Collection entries
(begin)
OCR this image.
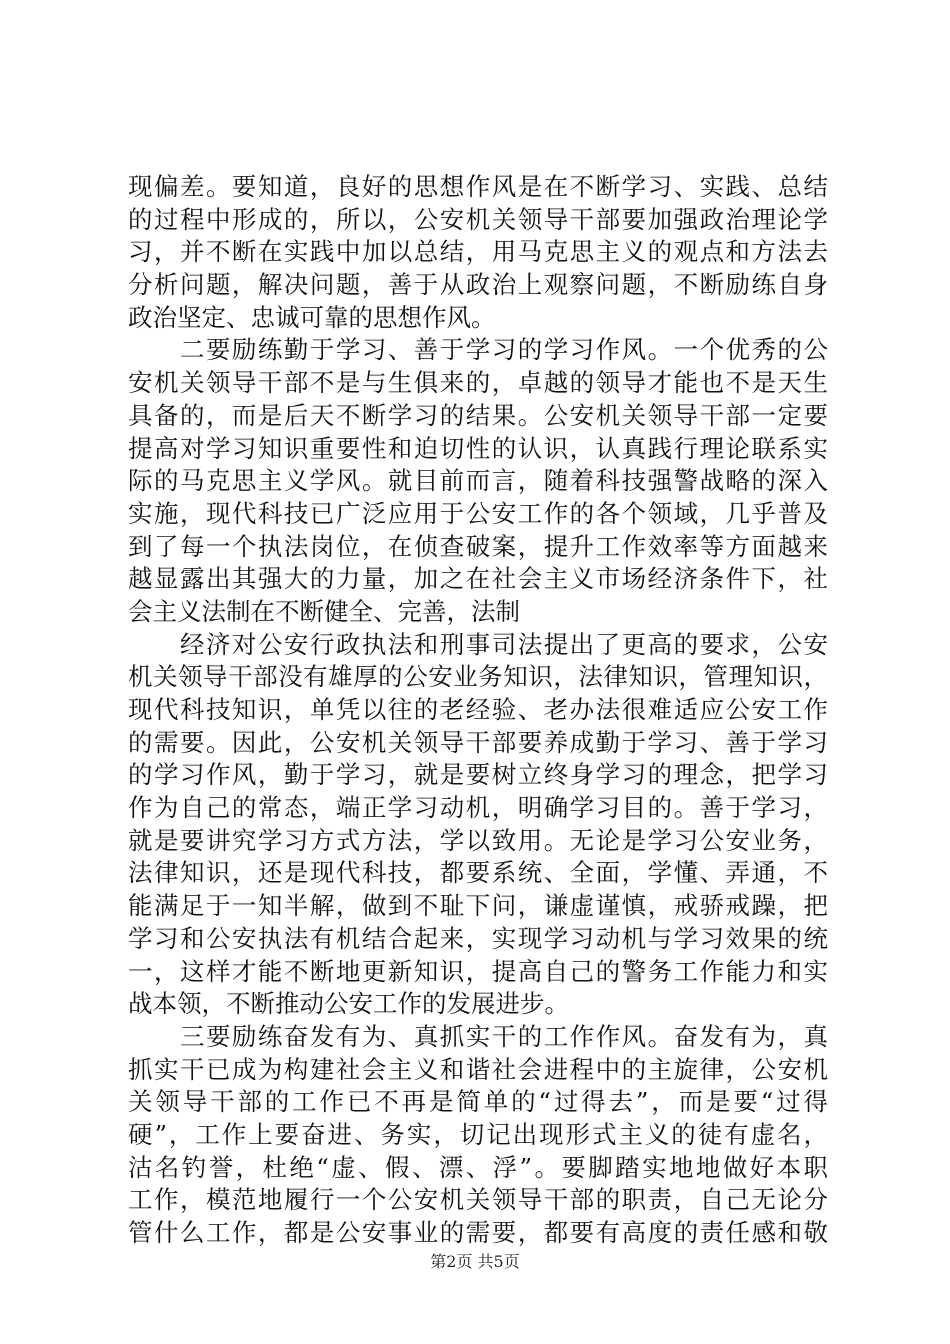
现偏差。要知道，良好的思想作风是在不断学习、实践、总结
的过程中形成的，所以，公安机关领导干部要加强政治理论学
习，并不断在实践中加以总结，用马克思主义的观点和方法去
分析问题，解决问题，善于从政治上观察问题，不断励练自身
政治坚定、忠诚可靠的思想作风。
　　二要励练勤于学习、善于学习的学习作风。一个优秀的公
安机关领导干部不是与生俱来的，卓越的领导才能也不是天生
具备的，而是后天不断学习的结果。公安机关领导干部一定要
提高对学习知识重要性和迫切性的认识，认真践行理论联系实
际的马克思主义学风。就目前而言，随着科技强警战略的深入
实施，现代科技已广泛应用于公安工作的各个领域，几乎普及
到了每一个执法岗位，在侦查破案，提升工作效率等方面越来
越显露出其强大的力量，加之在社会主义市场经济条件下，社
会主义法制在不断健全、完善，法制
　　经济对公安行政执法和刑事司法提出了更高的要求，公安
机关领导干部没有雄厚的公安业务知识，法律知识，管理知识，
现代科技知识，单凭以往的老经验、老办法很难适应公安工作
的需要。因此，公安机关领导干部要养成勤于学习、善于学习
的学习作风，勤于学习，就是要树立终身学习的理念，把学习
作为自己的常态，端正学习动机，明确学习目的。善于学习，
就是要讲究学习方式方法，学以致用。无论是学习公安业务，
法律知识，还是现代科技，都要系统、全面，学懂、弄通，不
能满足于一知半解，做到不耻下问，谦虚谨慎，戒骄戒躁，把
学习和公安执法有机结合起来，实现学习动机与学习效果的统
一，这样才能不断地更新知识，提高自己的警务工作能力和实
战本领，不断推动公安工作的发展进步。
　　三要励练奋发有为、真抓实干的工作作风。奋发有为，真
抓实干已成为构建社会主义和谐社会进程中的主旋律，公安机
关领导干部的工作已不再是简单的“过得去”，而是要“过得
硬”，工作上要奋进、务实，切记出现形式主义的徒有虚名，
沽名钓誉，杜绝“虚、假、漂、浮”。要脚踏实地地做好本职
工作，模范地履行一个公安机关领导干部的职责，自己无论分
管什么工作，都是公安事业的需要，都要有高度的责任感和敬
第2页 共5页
(end)
Exercise aim: Repeat the listing verbatim. Skip the pictures.

Answer in full:
OCR this image.
现偏差。要知道，良好的思想作风是在不断学习、实践、总结
的过程中形成的，所以，公安机关领导干部要加强政治理论学
习，并不断在实践中加以总结，用马克思主义的观点和方法去
分析问题，解决问题，善于从政治上观察问题，不断励练自身
政治坚定、忠诚可靠的思想作风。
　　二要励练勤于学习、善于学习的学习作风。一个优秀的公
安机关领导干部不是与生俱来的，卓越的领导才能也不是天生
具备的，而是后天不断学习的结果。公安机关领导干部一定要
提高对学习知识重要性和迫切性的认识，认真践行理论联系实
际的马克思主义学风。就目前而言，随着科技强警战略的深入
实施，现代科技已广泛应用于公安工作的各个领域，几乎普及
到了每一个执法岗位，在侦查破案，提升工作效率等方面越来
越显露出其强大的力量，加之在社会主义市场经济条件下，社
会主义法制在不断健全、完善，法制
　　经济对公安行政执法和刑事司法提出了更高的要求，公安
机关领导干部没有雄厚的公安业务知识，法律知识，管理知识，
现代科技知识，单凭以往的老经验、老办法很难适应公安工作
的需要。因此，公安机关领导干部要养成勤于学习、善于学习
的学习作风，勤于学习，就是要树立终身学习的理念，把学习
作为自己的常态，端正学习动机，明确学习目的。善于学习，
就是要讲究学习方式方法，学以致用。无论是学习公安业务，
法律知识，还是现代科技，都要系统、全面，学懂、弄通，不
能满足于一知半解，做到不耻下问，谦虚谨慎，戒骄戒躁，把
学习和公安执法有机结合起来，实现学习动机与学习效果的统
一，这样才能不断地更新知识，提高自己的警务工作能力和实
战本领，不断推动公安工作的发展进步。
　　三要励练奋发有为、真抓实干的工作作风。奋发有为，真
抓实干已成为构建社会主义和谐社会进程中的主旋律，公安机
关领导干部的工作已不再是简单的“过得去”，而是要“过得
硬”，工作上要奋进、务实，切记出现形式主义的徒有虚名，
沽名钓誉，杜绝“虚、假、漂、浮”。要脚踏实地地做好本职
工作，模范地履行一个公安机关领导干部的职责，自己无论分
管什么工作，都是公安事业的需要，都要有高度的责任感和敬
第2页 共5页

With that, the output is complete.